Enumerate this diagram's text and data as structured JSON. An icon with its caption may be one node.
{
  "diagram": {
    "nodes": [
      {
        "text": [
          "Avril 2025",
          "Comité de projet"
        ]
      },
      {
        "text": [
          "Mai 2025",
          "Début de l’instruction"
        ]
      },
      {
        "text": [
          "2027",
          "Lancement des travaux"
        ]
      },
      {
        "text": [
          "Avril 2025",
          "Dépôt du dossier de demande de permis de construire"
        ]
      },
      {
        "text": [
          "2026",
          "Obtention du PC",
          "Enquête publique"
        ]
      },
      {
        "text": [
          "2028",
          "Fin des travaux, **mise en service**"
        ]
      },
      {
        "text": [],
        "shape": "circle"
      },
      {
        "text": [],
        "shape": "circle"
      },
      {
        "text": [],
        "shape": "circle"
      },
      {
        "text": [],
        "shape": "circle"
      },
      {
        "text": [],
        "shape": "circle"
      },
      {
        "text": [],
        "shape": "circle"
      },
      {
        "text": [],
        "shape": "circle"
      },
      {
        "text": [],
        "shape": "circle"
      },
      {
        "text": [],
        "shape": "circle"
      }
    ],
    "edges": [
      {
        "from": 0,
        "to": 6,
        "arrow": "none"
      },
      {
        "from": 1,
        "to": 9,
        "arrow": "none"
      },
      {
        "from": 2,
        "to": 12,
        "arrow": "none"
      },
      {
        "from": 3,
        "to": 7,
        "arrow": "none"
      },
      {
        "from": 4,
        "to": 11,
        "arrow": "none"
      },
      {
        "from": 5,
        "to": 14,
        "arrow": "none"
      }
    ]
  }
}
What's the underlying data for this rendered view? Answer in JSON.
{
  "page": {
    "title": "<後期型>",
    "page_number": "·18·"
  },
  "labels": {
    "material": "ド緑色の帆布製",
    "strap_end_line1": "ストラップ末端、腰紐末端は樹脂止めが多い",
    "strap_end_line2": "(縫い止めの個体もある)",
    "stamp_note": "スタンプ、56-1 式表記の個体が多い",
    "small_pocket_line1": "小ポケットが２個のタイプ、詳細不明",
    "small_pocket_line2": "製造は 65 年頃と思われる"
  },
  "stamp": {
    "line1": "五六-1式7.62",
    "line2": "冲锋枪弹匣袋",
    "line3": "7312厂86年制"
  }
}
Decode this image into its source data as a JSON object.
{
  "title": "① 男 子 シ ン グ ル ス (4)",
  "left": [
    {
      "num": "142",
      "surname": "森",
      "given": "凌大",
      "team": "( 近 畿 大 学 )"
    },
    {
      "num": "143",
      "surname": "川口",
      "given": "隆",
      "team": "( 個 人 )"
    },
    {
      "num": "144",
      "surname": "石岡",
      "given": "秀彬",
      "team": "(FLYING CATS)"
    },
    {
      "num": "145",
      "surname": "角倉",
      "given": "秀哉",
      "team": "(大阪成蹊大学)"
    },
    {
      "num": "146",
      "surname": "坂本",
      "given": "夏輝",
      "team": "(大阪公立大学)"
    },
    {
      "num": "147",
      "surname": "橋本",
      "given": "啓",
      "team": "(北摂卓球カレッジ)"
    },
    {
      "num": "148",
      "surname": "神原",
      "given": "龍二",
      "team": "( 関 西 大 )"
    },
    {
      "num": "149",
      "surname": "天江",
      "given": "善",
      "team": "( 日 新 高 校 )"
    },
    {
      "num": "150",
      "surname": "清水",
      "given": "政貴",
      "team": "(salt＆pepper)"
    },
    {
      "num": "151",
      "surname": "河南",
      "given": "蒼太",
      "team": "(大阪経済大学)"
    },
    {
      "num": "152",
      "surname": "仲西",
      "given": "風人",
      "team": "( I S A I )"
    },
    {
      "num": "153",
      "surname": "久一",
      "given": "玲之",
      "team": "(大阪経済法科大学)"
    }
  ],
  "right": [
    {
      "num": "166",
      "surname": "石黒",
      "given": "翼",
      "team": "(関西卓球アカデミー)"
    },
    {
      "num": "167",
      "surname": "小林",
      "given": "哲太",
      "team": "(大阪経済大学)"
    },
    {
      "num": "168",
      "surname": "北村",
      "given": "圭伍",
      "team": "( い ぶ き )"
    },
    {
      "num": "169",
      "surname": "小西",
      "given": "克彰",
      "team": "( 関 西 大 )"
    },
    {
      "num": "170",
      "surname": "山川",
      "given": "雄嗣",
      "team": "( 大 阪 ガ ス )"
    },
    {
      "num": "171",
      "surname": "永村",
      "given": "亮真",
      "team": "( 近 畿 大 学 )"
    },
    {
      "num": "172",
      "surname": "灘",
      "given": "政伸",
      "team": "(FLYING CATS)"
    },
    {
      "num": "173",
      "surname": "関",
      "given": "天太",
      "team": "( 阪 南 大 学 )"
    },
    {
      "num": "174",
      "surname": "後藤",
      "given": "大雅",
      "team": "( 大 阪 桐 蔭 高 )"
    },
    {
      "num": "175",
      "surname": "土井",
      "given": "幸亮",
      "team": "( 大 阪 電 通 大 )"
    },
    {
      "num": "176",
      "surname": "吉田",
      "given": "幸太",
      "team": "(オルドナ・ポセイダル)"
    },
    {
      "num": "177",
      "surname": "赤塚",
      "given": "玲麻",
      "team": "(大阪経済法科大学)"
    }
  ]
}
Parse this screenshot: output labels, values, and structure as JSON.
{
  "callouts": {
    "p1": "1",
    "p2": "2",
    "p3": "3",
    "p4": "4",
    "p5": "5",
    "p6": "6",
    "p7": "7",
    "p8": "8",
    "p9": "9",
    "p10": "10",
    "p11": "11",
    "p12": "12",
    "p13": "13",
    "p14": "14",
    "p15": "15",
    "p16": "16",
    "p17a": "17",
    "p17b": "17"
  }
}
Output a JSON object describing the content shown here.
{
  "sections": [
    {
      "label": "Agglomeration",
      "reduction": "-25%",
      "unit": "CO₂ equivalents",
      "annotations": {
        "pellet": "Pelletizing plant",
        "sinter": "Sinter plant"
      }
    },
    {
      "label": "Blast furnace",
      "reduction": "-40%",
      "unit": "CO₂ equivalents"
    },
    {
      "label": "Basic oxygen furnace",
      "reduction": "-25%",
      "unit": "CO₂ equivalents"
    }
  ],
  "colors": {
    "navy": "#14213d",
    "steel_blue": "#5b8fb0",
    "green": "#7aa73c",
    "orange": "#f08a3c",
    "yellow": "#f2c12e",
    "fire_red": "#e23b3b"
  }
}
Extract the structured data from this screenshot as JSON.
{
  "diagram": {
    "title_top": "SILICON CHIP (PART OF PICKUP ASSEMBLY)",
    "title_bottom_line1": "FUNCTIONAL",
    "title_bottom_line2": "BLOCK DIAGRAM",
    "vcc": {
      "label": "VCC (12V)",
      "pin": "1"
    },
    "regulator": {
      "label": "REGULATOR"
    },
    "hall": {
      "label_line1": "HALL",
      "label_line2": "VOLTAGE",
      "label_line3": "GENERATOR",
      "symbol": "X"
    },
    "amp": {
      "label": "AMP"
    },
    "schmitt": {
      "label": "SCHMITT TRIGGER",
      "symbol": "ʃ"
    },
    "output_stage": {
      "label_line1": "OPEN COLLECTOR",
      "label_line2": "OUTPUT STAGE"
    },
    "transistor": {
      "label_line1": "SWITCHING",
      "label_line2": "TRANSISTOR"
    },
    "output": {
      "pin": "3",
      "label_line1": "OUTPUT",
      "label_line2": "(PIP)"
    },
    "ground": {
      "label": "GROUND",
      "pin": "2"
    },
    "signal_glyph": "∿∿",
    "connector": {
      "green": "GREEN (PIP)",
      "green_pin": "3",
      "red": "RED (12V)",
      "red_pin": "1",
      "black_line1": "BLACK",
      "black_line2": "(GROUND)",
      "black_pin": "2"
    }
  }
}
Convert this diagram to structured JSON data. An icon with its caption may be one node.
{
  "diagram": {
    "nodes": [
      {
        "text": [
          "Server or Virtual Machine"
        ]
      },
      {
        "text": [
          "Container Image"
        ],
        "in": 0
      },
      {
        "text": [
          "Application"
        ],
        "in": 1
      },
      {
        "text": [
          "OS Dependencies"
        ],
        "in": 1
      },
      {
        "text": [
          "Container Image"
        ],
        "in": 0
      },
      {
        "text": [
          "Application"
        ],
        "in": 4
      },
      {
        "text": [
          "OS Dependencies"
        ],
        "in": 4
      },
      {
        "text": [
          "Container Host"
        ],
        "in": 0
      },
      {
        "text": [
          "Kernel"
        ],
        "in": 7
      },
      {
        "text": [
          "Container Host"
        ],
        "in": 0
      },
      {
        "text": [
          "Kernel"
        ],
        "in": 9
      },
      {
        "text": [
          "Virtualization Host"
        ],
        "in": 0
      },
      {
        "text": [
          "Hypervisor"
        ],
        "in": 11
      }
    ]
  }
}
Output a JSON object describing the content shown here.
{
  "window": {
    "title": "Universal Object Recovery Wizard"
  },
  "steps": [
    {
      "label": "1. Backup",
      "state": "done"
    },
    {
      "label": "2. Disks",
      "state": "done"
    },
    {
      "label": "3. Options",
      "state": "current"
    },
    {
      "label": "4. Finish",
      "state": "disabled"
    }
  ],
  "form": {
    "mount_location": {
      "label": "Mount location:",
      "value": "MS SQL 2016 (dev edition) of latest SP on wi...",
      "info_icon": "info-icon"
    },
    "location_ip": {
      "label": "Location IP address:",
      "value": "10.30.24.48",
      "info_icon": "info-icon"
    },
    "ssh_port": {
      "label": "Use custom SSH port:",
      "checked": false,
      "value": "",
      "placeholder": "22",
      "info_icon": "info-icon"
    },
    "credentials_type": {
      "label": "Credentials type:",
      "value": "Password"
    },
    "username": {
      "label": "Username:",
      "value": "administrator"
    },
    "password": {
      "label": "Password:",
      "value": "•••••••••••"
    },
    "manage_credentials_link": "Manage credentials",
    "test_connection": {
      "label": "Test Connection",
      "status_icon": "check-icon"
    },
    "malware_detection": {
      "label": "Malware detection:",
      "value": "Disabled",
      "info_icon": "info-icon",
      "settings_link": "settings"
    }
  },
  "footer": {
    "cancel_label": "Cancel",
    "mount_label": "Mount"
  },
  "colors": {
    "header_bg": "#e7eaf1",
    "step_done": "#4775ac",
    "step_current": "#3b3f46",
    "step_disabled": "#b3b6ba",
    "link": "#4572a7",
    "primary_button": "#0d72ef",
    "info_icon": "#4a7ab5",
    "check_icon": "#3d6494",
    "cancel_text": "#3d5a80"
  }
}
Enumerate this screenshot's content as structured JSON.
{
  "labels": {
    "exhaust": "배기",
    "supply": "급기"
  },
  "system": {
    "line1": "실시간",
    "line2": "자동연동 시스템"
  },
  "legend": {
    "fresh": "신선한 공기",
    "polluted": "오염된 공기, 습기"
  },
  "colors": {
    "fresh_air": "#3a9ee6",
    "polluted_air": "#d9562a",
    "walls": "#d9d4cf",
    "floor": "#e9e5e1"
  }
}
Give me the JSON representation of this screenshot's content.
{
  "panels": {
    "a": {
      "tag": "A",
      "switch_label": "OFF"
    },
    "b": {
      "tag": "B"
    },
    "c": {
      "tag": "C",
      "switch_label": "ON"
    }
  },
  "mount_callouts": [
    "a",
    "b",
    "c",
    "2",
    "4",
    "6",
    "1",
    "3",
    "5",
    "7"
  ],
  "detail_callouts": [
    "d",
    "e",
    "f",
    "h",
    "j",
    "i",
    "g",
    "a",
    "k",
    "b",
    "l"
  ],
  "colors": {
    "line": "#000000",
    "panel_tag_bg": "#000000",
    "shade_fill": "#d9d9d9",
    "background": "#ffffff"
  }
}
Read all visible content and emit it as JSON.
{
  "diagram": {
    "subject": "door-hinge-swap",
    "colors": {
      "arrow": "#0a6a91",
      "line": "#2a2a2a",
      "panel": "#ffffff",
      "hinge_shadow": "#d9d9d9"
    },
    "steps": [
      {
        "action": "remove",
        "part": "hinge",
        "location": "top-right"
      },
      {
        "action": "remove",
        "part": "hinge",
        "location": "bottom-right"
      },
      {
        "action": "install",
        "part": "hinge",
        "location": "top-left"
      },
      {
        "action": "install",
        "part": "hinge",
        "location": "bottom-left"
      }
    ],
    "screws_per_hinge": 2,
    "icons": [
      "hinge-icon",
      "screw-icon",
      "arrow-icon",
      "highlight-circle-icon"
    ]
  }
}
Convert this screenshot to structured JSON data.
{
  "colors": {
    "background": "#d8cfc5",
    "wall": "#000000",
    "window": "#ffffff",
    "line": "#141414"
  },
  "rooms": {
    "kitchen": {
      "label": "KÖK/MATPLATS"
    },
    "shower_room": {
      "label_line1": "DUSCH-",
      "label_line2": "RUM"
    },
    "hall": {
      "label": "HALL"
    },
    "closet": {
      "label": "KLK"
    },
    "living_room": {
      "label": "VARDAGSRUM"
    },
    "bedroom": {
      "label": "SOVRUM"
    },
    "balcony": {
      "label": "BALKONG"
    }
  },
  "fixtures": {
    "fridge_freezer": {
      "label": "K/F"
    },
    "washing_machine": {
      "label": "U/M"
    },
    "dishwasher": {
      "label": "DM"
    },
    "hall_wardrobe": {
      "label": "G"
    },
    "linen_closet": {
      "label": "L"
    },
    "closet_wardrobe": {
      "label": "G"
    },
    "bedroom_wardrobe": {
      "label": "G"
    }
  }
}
====================
### Exercise goal
Look through the material and copy each line that has "right".

### Expected output
  "right": [
        "location": "top-right"
        "location": "bottom-right"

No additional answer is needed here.